TASK OBJECTIVE » Copy, from the entries below, each line in which the string "ROPS" appears.

(Records from a data collection)

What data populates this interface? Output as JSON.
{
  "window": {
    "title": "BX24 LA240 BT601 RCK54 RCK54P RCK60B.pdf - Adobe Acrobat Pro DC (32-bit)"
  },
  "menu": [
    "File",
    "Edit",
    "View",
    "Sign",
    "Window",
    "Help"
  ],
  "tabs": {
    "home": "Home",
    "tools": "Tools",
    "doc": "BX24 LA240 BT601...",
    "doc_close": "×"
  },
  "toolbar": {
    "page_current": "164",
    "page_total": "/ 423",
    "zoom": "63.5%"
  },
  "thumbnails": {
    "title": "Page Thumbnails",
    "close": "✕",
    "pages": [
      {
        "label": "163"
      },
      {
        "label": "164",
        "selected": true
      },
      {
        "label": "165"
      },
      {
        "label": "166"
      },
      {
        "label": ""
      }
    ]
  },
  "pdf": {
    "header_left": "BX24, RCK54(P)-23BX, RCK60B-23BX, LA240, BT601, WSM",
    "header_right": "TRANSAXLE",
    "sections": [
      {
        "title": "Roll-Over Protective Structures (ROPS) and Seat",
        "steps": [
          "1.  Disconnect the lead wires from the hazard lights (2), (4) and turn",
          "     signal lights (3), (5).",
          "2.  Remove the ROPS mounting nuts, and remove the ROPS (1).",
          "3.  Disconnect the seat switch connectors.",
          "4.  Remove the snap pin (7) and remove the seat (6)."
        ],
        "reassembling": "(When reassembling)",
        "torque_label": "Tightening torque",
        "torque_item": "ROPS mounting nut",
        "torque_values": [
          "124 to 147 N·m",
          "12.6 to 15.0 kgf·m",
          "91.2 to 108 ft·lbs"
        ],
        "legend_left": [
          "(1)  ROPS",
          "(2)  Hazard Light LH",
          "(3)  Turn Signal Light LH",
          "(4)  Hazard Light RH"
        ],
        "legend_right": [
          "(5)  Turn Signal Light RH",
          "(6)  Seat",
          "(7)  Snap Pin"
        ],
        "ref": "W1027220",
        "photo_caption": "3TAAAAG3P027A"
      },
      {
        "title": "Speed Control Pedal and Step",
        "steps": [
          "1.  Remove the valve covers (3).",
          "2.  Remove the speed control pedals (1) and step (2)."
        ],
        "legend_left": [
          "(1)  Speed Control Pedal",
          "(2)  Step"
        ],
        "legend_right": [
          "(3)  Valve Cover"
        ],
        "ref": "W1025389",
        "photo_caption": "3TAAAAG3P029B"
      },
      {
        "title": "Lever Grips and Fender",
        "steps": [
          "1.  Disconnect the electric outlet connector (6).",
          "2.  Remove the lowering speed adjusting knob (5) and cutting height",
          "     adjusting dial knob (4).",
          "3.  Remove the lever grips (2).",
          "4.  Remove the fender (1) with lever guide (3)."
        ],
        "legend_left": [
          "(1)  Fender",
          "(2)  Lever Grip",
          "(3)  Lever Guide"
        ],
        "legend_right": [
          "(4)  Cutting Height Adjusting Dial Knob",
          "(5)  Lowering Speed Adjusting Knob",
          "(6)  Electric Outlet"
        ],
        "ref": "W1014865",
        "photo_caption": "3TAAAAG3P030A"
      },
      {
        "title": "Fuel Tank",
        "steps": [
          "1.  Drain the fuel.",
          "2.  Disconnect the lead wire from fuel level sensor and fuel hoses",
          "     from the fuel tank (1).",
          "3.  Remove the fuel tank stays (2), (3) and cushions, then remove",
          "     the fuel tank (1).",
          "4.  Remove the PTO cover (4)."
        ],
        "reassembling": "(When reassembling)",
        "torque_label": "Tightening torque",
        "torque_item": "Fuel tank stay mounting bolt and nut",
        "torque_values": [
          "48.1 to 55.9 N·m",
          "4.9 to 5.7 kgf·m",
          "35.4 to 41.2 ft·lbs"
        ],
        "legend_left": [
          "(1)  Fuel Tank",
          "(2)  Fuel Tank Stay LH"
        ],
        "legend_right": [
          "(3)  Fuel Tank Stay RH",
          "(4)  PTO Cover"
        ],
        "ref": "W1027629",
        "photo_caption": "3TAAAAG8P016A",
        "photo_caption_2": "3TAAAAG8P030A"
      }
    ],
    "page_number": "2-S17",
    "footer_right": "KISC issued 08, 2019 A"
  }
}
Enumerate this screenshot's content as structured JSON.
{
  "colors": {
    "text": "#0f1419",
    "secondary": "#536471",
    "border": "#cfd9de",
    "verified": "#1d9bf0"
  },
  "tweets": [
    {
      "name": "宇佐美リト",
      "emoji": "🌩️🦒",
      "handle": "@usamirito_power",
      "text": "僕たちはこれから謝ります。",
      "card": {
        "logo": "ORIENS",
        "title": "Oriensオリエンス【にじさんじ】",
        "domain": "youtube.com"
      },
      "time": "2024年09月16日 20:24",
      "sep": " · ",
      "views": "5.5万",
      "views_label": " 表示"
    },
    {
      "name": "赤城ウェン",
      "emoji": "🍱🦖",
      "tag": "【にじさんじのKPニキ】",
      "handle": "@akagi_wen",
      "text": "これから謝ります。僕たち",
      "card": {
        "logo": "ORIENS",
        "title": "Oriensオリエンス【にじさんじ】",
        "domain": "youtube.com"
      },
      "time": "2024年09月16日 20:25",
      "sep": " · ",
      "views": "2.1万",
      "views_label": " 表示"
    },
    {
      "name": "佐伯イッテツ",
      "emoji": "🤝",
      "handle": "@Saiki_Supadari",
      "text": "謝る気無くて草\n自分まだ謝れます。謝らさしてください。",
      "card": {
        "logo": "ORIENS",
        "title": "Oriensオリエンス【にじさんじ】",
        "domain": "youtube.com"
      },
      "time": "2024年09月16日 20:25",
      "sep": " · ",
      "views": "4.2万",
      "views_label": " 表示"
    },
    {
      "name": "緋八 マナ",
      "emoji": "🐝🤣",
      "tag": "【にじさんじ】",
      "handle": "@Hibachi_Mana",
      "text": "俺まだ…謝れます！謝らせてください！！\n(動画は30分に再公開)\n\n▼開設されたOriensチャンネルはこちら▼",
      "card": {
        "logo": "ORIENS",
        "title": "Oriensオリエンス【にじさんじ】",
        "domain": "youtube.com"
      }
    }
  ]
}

ANSWER TO THE TASK »
        "title": "Roll-Over Protective Structures (ROPS) and Seat",
          "2.  Remove the ROPS mounting nuts, and remove the ROPS (1).",
        "torque_item": "ROPS mounting nut",
          "(1)  ROPS",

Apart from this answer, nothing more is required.